_作業内容:_
本文の「大地よ、おまえの望みはこれではないのか。」から「名づけようもなく、はるかから、わたしはおまえへと決意したのだ。」までを、一字一句変えずに書き写すこと。

2021/10/25, Mon.

 大地よ、おまえの望みはこれではないのか。
 目に見えないものとなってわれわれの内部に蘇生すること、これがおまえの夢ではないか、
 いつか目に見えないものとなるのが。――大地よ、目に見えないこと!
 もし変容でなければ、何がおまえの切なる頼みであろうか。
 大地よ、いとしい大地、わたしは引受けたい。おお、信じるがよい、
 おまえの頼みを引受けるには、おまえの春はいくつも必要ない。一つの、
 ああ、たった一つの春でもすでに血には多すぎるのだ。
 名づけようもなく、はるかから、わたしはおまえへと決意したのだ。
 おまえはつねに正当だった。死を親密と思うことこそ
 おまえの神聖な思いつきなのだ。

 見よ、わたしは生きている。何によってか。(end113)
 少年時代も未来も減りはしない……あり余るほどの存在が
 わたしの心の中に湧き出てくる。

 (神品芳夫訳『リルケ詩集』(土曜美術社出版販売/新・世界現代史文庫10、二〇〇九年)、113~114; 『ドゥイノの悲歌』 Duineser Elegien より; 「第九の悲歌」 Die neunte Elegie



  • 八時のアラームで起床。しかし携帯をだまらせると寝床にもどってしまい、正式な離床は九時直前となった。水場に行ってきてから瞑想。まあまあ。きょうは空がほとんど薄雲におおわれている曇りだが、このときはひかりもすこし透けてきていた。午後四時まえ現在だともっと雲が密にあつまって空を隠し、寒々しいような曇天になっている。
  • 上階へ行き、食事はきのうのカレーをもちいたドリア。新聞、バイデン政権がイラン核合意の再開を模索しているが、イランで反米強硬派のライシ師が大統領に就任して以来交渉がないままだと。米国はEUをとおしてはなしあいをはじめたいとおもっているようだが、ライシ側は合意を再開するにはアメリカの真剣さを見極める必要がある、制裁の解除は真剣さをはかる指標のひとつだと発言しており、要するにそちらが先に制裁を解除しないと交渉ははじめないぞという腹のようだ。それで米国が要求を飲むかというとそうでもなく、アフガニスタンの件などで支持率が下がっているバイデンはさらなる不人気を避けたいわけで、むしろ反対に制裁を強化して圧力をかけるような見込みもあるもよう。

_参照資料:_
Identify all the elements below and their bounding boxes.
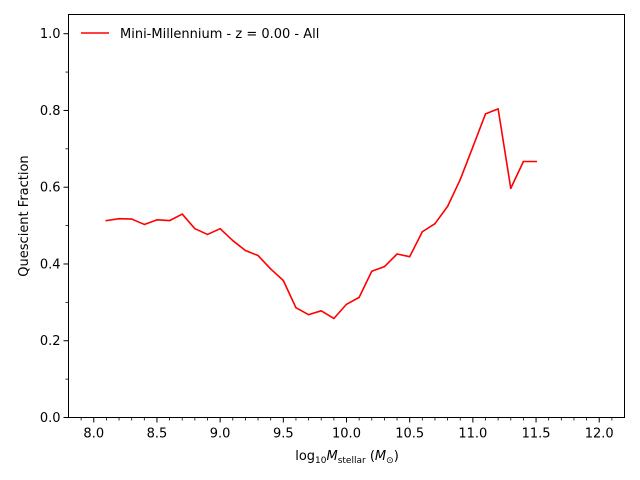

_回答:_
大地よ、おまえの望みはこれではないのか。
 目に見えないものとなってわれわれの内部に蘇生すること、これがおまえの夢ではないか、
 いつか目に見えないものとなるのが。――大地よ、目に見えないこと!
 もし変容でなければ、何がおまえの切なる頼みであろうか。
 大地よ、いとしい大地、わたしは引受けたい。おお、信じるがよい、
 おまえの頼みを引受けるには、おまえの春はいくつも必要ない。一つの、
 ああ、たった一つの春でもすでに血には多すぎるのだ。
 名づけようもなく、はるかから、わたしはおまえへと決意したのだ。